━━━ GIVEN ENTRIES

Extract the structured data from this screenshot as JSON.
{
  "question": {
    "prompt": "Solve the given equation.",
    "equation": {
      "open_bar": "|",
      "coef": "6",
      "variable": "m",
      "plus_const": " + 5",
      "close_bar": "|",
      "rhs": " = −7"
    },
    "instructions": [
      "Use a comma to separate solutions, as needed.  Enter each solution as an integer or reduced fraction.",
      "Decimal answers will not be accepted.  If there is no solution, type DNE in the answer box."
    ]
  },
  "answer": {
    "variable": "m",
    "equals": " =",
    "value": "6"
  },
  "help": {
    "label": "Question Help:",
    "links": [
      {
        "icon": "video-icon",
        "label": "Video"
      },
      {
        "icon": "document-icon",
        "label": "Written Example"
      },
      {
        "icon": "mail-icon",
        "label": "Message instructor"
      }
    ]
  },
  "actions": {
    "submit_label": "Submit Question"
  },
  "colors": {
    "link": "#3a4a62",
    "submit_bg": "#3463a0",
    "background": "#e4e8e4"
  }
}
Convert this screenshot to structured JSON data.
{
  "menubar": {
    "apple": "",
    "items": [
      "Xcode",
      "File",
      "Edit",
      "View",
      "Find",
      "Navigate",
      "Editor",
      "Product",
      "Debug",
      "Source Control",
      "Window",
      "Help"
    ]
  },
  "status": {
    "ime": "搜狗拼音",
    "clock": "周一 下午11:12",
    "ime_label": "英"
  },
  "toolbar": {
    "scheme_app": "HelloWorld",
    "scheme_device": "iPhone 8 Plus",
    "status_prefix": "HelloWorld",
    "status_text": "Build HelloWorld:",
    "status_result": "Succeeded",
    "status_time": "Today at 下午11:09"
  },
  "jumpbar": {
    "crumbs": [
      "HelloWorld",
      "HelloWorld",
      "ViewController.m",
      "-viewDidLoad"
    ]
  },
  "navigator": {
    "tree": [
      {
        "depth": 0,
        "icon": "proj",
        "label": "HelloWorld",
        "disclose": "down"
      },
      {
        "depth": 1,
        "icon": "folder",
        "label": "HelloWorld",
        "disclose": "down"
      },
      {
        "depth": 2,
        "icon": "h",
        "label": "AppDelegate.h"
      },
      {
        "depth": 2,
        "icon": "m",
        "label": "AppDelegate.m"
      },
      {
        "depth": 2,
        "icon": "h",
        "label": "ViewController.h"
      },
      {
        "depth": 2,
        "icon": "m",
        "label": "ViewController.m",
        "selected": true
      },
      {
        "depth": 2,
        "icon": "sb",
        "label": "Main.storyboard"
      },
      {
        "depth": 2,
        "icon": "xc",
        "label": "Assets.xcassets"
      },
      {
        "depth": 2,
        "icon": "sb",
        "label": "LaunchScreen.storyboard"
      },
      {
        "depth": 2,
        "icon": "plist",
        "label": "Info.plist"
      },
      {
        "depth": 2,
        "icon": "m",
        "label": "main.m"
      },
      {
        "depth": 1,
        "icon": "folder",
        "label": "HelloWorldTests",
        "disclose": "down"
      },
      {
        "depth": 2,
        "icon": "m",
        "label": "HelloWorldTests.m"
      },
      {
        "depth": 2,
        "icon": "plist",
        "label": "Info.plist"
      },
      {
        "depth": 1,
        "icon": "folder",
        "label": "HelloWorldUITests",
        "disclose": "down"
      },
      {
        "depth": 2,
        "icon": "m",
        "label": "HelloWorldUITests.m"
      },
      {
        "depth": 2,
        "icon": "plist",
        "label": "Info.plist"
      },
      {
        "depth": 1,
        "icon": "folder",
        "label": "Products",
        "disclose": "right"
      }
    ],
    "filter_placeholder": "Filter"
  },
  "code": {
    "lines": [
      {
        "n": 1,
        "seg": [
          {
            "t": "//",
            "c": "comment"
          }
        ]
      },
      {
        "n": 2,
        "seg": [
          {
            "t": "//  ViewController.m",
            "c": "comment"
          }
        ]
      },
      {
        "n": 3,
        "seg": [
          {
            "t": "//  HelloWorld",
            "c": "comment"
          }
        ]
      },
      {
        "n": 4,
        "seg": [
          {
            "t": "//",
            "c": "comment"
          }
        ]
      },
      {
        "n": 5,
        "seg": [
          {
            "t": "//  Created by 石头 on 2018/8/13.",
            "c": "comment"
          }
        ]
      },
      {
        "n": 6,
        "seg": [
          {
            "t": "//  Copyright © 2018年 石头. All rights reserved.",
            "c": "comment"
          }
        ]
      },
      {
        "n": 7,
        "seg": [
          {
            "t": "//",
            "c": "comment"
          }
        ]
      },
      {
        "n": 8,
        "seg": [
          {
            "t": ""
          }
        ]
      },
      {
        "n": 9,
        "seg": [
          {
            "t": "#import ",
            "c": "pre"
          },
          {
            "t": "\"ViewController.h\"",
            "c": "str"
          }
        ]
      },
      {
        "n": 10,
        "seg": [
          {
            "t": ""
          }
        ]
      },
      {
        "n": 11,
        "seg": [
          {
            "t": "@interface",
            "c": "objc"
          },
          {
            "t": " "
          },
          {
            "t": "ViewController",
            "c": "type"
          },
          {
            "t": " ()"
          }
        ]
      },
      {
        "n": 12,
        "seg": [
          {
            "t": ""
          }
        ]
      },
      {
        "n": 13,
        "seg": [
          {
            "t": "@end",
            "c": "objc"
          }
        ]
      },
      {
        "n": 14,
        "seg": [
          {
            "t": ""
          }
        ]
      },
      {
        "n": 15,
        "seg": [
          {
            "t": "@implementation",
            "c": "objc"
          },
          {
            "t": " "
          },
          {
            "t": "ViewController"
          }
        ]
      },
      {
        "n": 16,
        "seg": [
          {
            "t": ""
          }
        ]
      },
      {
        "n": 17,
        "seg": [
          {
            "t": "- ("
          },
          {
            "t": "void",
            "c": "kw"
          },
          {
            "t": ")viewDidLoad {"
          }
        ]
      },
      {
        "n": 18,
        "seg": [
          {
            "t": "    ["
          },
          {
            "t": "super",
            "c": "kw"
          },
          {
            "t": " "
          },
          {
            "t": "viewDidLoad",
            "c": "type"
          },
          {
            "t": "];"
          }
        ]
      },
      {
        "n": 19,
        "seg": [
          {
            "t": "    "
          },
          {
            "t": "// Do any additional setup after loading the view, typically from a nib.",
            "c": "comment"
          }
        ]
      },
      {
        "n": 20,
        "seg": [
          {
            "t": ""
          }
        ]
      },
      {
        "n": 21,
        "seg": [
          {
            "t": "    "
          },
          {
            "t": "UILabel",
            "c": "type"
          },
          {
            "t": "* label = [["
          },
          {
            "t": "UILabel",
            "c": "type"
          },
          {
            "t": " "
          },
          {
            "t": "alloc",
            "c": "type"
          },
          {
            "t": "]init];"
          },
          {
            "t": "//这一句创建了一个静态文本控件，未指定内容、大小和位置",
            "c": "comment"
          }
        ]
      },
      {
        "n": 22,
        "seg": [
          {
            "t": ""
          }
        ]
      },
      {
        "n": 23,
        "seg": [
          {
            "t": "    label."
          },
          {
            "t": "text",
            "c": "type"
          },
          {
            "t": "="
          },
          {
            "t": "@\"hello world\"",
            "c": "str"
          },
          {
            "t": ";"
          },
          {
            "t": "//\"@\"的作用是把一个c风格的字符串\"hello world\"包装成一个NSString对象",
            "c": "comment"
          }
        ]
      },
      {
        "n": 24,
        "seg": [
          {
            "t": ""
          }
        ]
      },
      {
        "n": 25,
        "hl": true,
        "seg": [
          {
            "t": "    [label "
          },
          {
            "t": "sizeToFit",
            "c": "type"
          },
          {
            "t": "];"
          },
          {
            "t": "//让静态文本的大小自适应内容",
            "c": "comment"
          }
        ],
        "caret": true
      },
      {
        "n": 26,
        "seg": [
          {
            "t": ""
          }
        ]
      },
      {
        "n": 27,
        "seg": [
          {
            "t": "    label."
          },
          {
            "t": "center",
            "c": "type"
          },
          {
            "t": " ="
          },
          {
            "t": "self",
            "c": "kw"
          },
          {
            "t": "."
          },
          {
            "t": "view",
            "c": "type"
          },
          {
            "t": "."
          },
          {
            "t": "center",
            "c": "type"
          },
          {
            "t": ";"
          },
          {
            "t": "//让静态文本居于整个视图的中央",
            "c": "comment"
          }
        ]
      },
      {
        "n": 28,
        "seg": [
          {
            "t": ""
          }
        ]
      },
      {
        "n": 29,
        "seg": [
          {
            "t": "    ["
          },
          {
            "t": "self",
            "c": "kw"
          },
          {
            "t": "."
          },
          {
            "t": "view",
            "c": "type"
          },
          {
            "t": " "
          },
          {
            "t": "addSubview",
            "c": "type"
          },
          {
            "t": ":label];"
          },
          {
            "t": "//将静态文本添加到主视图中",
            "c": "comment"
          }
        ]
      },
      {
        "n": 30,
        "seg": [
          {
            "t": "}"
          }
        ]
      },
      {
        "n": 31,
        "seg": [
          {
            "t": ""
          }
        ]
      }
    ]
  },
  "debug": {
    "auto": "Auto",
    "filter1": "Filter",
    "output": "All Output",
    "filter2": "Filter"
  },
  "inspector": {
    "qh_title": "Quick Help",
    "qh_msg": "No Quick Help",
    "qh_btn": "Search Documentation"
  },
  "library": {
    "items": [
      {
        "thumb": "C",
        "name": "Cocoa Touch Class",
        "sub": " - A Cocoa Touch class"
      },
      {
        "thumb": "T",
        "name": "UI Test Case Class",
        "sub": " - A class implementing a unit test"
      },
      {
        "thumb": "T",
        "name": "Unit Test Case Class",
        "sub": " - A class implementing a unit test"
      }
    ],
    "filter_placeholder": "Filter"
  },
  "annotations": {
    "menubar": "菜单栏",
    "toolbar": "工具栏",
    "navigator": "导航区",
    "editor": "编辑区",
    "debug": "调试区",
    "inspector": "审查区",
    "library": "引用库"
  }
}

━━━━━━

WHAT IS ASKED >> Of the lines in the material, how many contain the word "Quick"? Reply with the number and nothing else.

EXERCISE RESPONSE >> 2